[Data entries]
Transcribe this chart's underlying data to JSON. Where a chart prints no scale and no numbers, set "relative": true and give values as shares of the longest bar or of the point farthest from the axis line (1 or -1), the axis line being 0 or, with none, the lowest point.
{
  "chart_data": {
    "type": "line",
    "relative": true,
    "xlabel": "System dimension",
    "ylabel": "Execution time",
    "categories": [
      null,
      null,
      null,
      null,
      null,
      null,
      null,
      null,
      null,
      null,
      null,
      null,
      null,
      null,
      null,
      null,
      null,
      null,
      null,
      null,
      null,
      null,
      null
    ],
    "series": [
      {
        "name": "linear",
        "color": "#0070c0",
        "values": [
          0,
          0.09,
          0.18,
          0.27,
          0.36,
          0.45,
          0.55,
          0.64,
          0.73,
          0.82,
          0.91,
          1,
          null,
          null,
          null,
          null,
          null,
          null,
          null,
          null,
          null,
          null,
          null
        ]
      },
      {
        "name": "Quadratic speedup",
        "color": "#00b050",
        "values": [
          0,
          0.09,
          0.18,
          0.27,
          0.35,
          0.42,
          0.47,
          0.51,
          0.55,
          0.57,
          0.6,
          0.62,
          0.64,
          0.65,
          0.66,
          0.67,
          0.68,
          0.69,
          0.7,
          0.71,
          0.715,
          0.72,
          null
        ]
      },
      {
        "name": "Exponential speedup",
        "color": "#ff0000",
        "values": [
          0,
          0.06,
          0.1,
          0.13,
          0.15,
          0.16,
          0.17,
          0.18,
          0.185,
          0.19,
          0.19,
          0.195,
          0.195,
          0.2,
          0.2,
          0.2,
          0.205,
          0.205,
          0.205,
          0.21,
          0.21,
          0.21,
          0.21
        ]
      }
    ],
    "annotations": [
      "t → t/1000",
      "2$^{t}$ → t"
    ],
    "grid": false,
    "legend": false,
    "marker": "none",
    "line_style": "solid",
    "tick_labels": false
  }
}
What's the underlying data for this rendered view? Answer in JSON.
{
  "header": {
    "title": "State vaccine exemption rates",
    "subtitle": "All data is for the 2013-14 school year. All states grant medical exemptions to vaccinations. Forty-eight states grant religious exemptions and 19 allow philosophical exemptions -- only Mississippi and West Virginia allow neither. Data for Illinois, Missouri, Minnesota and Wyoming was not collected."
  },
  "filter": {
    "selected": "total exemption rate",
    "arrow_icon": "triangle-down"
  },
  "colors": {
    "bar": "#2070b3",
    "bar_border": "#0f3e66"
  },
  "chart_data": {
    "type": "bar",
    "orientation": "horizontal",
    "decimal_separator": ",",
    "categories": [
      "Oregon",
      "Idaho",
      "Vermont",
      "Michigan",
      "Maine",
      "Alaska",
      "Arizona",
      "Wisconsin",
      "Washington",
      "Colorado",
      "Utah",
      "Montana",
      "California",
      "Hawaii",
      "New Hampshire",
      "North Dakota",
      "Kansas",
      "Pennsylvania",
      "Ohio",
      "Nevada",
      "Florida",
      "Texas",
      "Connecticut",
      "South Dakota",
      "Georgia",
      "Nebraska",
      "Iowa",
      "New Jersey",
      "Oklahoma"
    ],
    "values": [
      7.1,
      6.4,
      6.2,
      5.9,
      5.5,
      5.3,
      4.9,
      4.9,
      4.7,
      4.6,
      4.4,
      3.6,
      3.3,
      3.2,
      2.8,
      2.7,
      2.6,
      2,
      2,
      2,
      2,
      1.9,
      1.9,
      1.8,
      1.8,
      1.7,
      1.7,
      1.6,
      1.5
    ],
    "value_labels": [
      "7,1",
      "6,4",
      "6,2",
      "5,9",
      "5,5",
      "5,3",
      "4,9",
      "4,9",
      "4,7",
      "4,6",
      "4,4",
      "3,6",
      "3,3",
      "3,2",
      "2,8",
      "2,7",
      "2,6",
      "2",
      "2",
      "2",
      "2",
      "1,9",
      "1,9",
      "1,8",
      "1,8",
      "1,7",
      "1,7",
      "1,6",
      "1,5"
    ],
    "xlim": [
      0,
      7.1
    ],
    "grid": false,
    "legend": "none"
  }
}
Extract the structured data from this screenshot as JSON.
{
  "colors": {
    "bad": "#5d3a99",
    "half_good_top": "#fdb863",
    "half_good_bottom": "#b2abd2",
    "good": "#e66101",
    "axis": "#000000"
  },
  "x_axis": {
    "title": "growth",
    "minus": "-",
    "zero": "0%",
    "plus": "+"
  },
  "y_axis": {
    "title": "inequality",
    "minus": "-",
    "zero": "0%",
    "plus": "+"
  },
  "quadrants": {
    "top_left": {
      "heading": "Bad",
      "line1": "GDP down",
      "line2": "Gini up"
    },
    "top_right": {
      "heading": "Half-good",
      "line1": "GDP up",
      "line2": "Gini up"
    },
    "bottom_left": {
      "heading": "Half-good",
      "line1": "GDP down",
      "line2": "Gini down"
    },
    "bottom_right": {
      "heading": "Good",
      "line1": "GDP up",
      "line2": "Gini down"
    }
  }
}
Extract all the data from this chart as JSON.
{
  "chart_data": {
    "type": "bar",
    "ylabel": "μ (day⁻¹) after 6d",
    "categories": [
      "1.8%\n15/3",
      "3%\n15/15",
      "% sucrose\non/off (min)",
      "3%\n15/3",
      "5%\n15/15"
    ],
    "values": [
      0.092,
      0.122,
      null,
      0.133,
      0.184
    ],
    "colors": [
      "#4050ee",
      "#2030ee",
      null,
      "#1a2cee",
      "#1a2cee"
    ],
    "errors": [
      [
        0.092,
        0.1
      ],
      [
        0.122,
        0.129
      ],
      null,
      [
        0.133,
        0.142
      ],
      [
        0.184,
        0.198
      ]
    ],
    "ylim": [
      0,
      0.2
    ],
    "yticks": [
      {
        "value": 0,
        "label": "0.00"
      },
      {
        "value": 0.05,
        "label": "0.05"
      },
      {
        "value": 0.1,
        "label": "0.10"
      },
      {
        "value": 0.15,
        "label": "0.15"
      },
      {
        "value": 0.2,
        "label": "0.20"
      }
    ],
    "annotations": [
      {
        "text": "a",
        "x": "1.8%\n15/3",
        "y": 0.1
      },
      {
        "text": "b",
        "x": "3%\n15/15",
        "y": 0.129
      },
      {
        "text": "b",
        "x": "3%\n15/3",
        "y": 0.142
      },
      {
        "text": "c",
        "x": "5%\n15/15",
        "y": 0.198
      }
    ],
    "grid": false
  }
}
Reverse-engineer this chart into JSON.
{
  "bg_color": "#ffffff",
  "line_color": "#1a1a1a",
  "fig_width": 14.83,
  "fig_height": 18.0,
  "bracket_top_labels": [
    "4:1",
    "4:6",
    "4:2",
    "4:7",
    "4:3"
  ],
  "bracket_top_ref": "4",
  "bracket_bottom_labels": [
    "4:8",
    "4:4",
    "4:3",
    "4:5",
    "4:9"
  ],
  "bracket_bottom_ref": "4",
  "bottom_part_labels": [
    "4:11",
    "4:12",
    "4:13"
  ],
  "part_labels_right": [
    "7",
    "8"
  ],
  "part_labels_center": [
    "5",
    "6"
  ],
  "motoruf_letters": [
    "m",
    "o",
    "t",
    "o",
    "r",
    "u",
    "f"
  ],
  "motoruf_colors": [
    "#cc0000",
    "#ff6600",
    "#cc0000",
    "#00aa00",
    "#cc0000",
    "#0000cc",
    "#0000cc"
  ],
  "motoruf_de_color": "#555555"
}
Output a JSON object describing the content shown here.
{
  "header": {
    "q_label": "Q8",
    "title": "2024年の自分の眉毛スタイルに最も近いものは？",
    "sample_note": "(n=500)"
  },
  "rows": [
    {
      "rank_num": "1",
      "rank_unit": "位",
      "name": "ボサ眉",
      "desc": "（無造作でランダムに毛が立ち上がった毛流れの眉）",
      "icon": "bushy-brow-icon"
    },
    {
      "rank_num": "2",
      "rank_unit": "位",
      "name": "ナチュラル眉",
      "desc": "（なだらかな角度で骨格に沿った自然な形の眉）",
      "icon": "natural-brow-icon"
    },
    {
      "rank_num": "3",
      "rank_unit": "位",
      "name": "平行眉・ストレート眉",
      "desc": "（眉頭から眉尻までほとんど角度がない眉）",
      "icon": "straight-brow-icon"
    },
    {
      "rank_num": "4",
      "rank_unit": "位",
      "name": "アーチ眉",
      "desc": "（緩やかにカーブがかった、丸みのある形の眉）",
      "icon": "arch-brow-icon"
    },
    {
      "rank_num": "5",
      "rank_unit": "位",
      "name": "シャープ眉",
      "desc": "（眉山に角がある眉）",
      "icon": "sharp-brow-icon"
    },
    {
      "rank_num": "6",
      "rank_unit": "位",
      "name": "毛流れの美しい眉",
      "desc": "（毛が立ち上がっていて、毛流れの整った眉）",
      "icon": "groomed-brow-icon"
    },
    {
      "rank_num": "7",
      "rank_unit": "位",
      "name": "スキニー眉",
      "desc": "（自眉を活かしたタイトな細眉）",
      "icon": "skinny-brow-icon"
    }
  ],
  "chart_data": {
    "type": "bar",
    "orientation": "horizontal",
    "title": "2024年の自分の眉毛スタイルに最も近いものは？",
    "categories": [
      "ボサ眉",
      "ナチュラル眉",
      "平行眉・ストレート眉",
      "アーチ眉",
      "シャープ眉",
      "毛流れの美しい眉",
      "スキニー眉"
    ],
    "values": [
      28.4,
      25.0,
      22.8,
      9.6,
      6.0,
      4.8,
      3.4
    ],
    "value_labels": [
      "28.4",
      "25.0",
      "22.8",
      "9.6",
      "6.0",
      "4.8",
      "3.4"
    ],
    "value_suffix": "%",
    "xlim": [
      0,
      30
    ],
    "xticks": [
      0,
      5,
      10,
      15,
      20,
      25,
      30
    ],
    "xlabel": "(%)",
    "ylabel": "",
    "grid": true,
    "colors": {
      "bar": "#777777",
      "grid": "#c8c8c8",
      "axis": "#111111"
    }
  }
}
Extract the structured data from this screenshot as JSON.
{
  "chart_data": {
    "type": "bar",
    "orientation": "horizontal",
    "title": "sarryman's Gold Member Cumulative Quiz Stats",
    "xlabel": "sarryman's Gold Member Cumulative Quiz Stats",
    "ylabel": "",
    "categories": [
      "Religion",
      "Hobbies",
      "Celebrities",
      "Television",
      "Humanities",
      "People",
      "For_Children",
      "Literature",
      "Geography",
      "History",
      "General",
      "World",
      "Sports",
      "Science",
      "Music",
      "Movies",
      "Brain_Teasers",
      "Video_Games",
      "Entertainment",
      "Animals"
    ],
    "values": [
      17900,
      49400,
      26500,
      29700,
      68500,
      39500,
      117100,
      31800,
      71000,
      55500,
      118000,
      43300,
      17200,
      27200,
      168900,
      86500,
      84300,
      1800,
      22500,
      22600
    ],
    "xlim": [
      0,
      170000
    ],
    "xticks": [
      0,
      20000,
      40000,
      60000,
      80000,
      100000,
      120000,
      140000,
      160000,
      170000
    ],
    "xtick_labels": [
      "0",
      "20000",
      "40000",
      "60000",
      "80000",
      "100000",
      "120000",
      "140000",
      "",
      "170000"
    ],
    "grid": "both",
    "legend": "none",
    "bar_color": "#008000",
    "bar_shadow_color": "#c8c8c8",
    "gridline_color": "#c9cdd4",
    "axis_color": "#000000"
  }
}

WRITTEN TASK — From the entries above, copy every line where the word "Stats" shows up.

OUTPUT OF THE EXERCISE —
    "title": "sarryman's Gold Member Cumulative Quiz Stats",
    "xlabel": "sarryman's Gold Member Cumulative Quiz Stats",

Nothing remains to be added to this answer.